### What you are asked to do
Are you able to retype all the records below exactly?
══ Supplied material
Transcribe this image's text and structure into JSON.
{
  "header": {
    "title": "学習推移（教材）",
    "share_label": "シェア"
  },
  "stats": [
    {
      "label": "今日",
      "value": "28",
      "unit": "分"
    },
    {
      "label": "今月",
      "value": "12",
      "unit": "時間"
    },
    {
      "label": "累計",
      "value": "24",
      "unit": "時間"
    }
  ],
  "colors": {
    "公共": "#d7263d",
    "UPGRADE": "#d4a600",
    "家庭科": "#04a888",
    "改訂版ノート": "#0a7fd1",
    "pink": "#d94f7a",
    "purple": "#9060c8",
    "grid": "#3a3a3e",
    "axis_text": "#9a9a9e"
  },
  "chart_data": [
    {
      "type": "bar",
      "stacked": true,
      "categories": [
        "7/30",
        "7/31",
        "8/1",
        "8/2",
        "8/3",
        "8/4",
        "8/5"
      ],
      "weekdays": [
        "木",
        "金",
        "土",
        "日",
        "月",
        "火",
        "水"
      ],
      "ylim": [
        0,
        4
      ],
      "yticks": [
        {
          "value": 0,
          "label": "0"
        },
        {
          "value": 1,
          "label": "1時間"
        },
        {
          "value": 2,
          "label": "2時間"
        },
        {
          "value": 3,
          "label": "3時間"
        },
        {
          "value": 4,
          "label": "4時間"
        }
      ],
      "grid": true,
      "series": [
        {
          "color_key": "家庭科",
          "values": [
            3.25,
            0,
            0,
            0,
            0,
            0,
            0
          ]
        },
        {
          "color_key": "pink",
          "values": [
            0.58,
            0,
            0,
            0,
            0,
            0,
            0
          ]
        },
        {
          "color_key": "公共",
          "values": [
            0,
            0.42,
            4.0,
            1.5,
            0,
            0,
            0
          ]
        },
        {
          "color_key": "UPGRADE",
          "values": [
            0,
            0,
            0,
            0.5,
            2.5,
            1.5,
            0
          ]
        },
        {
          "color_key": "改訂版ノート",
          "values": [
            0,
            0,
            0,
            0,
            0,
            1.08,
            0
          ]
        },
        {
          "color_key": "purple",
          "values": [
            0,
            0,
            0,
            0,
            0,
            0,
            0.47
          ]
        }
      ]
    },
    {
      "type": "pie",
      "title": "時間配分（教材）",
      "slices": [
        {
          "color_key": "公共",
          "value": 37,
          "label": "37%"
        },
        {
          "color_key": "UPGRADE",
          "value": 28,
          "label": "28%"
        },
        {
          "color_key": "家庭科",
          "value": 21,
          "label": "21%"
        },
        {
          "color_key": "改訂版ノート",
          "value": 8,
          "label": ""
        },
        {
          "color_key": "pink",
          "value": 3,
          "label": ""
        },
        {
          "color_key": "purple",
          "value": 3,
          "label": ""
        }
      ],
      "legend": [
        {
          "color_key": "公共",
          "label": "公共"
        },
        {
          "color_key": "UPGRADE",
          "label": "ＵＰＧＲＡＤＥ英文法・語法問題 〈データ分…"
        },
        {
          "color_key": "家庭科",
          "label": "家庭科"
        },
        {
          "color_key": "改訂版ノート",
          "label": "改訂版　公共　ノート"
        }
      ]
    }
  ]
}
════
### Task output
Transcribe this image's text and structure into JSON.
{
  "header": {
    "title": "学習推移（教材）",
    "share_label": "シェア"
  },
  "stats": [
    {
      "label": "今日",
      "value": "28",
      "unit": "分"
    },
    {
      "label": "今月",
      "value": "12",
      "unit": "時間"
    },
    {
      "label": "累計",
      "value": "24",
      "unit": "時間"
    }
  ],
  "colors": {
    "公共": "#d7263d",
    "UPGRADE": "#d4a600",
    "家庭科": "#04a888",
    "改訂版ノート": "#0a7fd1",
    "pink": "#d94f7a",
    "purple": "#9060c8",
    "grid": "#3a3a3e",
    "axis_text": "#9a9a9e"
  },
  "chart_data": [
    {
      "type": "bar",
      "stacked": true,
      "categories": [
        "7/30",
        "7/31",
        "8/1",
        "8/2",
        "8/3",
        "8/4",
        "8/5"
      ],
      "weekdays": [
        "木",
        "金",
        "土",
        "日",
        "月",
        "火",
        "水"
      ],
      "ylim": [
        0,
        4
      ],
      "yticks": [
        {
          "value": 0,
          "label": "0"
        },
        {
          "value": 1,
          "label": "1時間"
        },
        {
          "value": 2,
          "label": "2時間"
        },
        {
          "value": 3,
          "label": "3時間"
        },
        {
          "value": 4,
          "label": "4時間"
        }
      ],
      "grid": true,
      "series": [
        {
          "color_key": "家庭科",
          "values": [
            3.25,
            0,
            0,
            0,
            0,
            0,
            0
          ]
        },
        {
          "color_key": "pink",
          "values": [
            0.58,
            0,
            0,
            0,
            0,
            0,
            0
          ]
        },
        {
          "color_key": "公共",
          "values": [
            0,
            0.42,
            4.0,
            1.5,
            0,
            0,
            0
          ]
        },
        {
          "color_key": "UPGRADE",
          "values": [
            0,
            0,
            0,
            0.5,
            2.5,
            1.5,
            0
          ]
        },
        {
          "color_key": "改訂版ノート",
          "values": [
            0,
            0,
            0,
            0,
            0,
            1.08,
            0
          ]
        },
        {
          "color_key": "purple",
          "values": [
            0,
            0,
            0,
            0,
            0,
            0,
            0.47
          ]
        }
      ]
    },
    {
      "type": "pie",
      "title": "時間配分（教材）",
      "slices": [
        {
          "color_key": "公共",
          "value": 37,
          "label": "37%"
        },
        {
          "color_key": "UPGRADE",
          "value": 28,
          "label": "28%"
        },
        {
          "color_key": "家庭科",
          "value": 21,
          "label": "21%"
        },
        {
          "color_key": "改訂版ノート",
          "value": 8,
          "label": ""
        },
        {
          "color_key": "pink",
          "value": 3,
          "label": ""
        },
        {
          "color_key": "purple",
          "value": 3,
          "label": ""
        }
      ],
      "legend": [
        {
          "color_key": "公共",
          "label": "公共"
        },
        {
          "color_key": "UPGRADE",
          "label": "ＵＰＧＲＡＤＥ英文法・語法問題 〈データ分…"
        },
        {
          "color_key": "家庭科",
          "label": "家庭科"
        },
        {
          "color_key": "改訂版ノート",
          "label": "改訂版　公共　ノート"
        }
      ]
    }
  ]
}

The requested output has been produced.